## Begin Data rows
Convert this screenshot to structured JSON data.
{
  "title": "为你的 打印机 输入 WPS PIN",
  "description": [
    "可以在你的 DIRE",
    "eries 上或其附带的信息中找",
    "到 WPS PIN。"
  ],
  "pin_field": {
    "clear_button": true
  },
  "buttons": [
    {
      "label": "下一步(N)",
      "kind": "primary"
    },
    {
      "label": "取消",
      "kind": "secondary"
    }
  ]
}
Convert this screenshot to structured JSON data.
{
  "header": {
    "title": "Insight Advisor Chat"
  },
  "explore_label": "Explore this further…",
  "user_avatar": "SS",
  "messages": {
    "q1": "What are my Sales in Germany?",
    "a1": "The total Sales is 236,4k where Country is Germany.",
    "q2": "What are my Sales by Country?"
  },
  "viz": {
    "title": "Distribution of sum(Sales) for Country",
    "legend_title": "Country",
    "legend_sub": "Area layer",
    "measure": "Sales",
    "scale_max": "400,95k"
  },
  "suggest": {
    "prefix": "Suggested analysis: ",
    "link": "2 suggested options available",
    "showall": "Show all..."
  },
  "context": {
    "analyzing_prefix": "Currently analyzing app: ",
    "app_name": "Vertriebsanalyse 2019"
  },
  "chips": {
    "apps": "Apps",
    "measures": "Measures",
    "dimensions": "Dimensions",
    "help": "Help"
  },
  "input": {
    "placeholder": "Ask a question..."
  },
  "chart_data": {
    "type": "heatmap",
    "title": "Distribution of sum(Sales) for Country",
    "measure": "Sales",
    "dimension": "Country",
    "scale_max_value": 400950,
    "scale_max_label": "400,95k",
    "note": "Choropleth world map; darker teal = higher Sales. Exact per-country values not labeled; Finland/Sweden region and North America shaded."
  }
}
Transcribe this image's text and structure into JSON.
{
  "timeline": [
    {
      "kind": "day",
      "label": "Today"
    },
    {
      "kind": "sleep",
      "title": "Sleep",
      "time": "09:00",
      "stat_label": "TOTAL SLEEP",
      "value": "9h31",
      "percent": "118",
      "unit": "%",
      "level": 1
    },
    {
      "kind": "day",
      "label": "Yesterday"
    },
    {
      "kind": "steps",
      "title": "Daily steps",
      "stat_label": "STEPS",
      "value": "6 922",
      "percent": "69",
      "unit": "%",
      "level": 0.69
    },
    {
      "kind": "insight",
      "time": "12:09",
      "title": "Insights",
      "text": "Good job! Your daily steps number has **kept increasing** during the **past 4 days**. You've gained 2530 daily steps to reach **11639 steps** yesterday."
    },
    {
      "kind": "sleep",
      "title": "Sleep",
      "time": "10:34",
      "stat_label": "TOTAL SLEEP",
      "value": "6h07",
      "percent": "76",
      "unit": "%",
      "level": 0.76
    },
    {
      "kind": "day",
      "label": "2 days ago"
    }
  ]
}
## End Data rows
*Brief*.
Repeat the material in full, exactly as it stands.

*Output for this task*.
Convert this screenshot to structured JSON data.
{
  "title": "为你的 打印机 输入 WPS PIN",
  "description": [
    "可以在你的 DIRE",
    "eries 上或其附带的信息中找",
    "到 WPS PIN。"
  ],
  "pin_field": {
    "clear_button": true
  },
  "buttons": [
    {
      "label": "下一步(N)",
      "kind": "primary"
    },
    {
      "label": "取消",
      "kind": "secondary"
    }
  ]
}
Convert this screenshot to structured JSON data.
{
  "header": {
    "title": "Insight Advisor Chat"
  },
  "explore_label": "Explore this further…",
  "user_avatar": "SS",
  "messages": {
    "q1": "What are my Sales in Germany?",
    "a1": "The total Sales is 236,4k where Country is Germany.",
    "q2": "What are my Sales by Country?"
  },
  "viz": {
    "title": "Distribution of sum(Sales) for Country",
    "legend_title": "Country",
    "legend_sub": "Area layer",
    "measure": "Sales",
    "scale_max": "400,95k"
  },
  "suggest": {
    "prefix": "Suggested analysis: ",
    "link": "2 suggested options available",
    "showall": "Show all..."
  },
  "context": {
    "analyzing_prefix": "Currently analyzing app: ",
    "app_name": "Vertriebsanalyse 2019"
  },
  "chips": {
    "apps": "Apps",
    "measures": "Measures",
    "dimensions": "Dimensions",
    "help": "Help"
  },
  "input": {
    "placeholder": "Ask a question..."
  },
  "chart_data": {
    "type": "heatmap",
    "title": "Distribution of sum(Sales) for Country",
    "measure": "Sales",
    "dimension": "Country",
    "scale_max_value": 400950,
    "scale_max_label": "400,95k",
    "note": "Choropleth world map; darker teal = higher Sales. Exact per-country values not labeled; Finland/Sweden region and North America shaded."
  }
}
Transcribe this image's text and structure into JSON.
{
  "timeline": [
    {
      "kind": "day",
      "label": "Today"
    },
    {
      "kind": "sleep",
      "title": "Sleep",
      "time": "09:00",
      "stat_label": "TOTAL SLEEP",
      "value": "9h31",
      "percent": "118",
      "unit": "%",
      "level": 1
    },
    {
      "kind": "day",
      "label": "Yesterday"
    },
    {
      "kind": "steps",
      "title": "Daily steps",
      "stat_label": "STEPS",
      "value": "6 922",
      "percent": "69",
      "unit": "%",
      "level": 0.69
    },
    {
      "kind": "insight",
      "time": "12:09",
      "title": "Insights",
      "text": "Good job! Your daily steps number has **kept increasing** during the **past 4 days**. You've gained 2530 daily steps to reach **11639 steps** yesterday."
    },
    {
      "kind": "sleep",
      "title": "Sleep",
      "time": "10:34",
      "stat_label": "TOTAL SLEEP",
      "value": "6h07",
      "percent": "76",
      "unit": "%",
      "level": 0.76
    },
    {
      "kind": "day",
      "label": "2 days ago"
    }
  ]
}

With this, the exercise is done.